[Dataset extract]:
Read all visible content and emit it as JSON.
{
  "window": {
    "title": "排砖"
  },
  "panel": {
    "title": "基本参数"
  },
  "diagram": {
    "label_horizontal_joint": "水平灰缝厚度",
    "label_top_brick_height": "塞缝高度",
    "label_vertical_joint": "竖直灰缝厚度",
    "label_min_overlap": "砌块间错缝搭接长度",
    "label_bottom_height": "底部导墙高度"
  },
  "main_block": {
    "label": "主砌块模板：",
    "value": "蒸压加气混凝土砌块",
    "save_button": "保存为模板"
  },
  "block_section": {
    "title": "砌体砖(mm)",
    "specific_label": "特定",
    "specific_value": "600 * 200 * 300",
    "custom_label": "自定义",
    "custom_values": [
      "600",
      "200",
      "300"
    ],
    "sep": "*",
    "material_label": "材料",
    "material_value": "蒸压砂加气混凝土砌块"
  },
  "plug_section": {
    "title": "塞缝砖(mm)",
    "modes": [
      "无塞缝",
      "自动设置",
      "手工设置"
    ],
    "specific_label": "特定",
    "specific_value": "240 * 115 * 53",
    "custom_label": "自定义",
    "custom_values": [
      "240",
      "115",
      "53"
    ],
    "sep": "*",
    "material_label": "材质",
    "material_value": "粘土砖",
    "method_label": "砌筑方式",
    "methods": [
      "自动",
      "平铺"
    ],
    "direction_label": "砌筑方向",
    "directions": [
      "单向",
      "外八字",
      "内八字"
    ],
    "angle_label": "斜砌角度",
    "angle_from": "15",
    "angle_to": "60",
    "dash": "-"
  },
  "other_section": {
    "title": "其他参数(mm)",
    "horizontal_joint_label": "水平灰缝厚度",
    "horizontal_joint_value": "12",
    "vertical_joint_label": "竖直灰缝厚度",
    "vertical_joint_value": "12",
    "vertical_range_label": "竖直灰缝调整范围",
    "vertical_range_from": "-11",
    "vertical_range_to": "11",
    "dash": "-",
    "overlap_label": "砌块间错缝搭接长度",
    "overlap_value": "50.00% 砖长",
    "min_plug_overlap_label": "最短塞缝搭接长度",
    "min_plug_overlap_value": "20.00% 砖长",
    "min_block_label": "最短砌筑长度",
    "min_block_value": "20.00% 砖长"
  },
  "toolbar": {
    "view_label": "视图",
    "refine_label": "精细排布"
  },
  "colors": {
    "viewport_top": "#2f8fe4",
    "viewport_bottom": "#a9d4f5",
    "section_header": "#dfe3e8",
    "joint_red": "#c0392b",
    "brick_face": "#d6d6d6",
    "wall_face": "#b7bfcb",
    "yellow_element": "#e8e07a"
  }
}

[Exercise objective]: Print all of the data exactly as it was given.

[Right answer]:
Read all visible content and emit it as JSON.
{
  "window": {
    "title": "排砖"
  },
  "panel": {
    "title": "基本参数"
  },
  "diagram": {
    "label_horizontal_joint": "水平灰缝厚度",
    "label_top_brick_height": "塞缝高度",
    "label_vertical_joint": "竖直灰缝厚度",
    "label_min_overlap": "砌块间错缝搭接长度",
    "label_bottom_height": "底部导墙高度"
  },
  "main_block": {
    "label": "主砌块模板：",
    "value": "蒸压加气混凝土砌块",
    "save_button": "保存为模板"
  },
  "block_section": {
    "title": "砌体砖(mm)",
    "specific_label": "特定",
    "specific_value": "600 * 200 * 300",
    "custom_label": "自定义",
    "custom_values": [
      "600",
      "200",
      "300"
    ],
    "sep": "*",
    "material_label": "材料",
    "material_value": "蒸压砂加气混凝土砌块"
  },
  "plug_section": {
    "title": "塞缝砖(mm)",
    "modes": [
      "无塞缝",
      "自动设置",
      "手工设置"
    ],
    "specific_label": "特定",
    "specific_value": "240 * 115 * 53",
    "custom_label": "自定义",
    "custom_values": [
      "240",
      "115",
      "53"
    ],
    "sep": "*",
    "material_label": "材质",
    "material_value": "粘土砖",
    "method_label": "砌筑方式",
    "methods": [
      "自动",
      "平铺"
    ],
    "direction_label": "砌筑方向",
    "directions": [
      "单向",
      "外八字",
      "内八字"
    ],
    "angle_label": "斜砌角度",
    "angle_from": "15",
    "angle_to": "60",
    "dash": "-"
  },
  "other_section": {
    "title": "其他参数(mm)",
    "horizontal_joint_label": "水平灰缝厚度",
    "horizontal_joint_value": "12",
    "vertical_joint_label": "竖直灰缝厚度",
    "vertical_joint_value": "12",
    "vertical_range_label": "竖直灰缝调整范围",
    "vertical_range_from": "-11",
    "vertical_range_to": "11",
    "dash": "-",
    "overlap_label": "砌块间错缝搭接长度",
    "overlap_value": "50.00% 砖长",
    "min_plug_overlap_label": "最短塞缝搭接长度",
    "min_plug_overlap_value": "20.00% 砖长",
    "min_block_label": "最短砌筑长度",
    "min_block_value": "20.00% 砖长"
  },
  "toolbar": {
    "view_label": "视图",
    "refine_label": "精细排布"
  },
  "colors": {
    "viewport_top": "#2f8fe4",
    "viewport_bottom": "#a9d4f5",
    "section_header": "#dfe3e8",
    "joint_red": "#c0392b",
    "brick_face": "#d6d6d6",
    "wall_face": "#b7bfcb",
    "yellow_element": "#e8e07a"
  }
}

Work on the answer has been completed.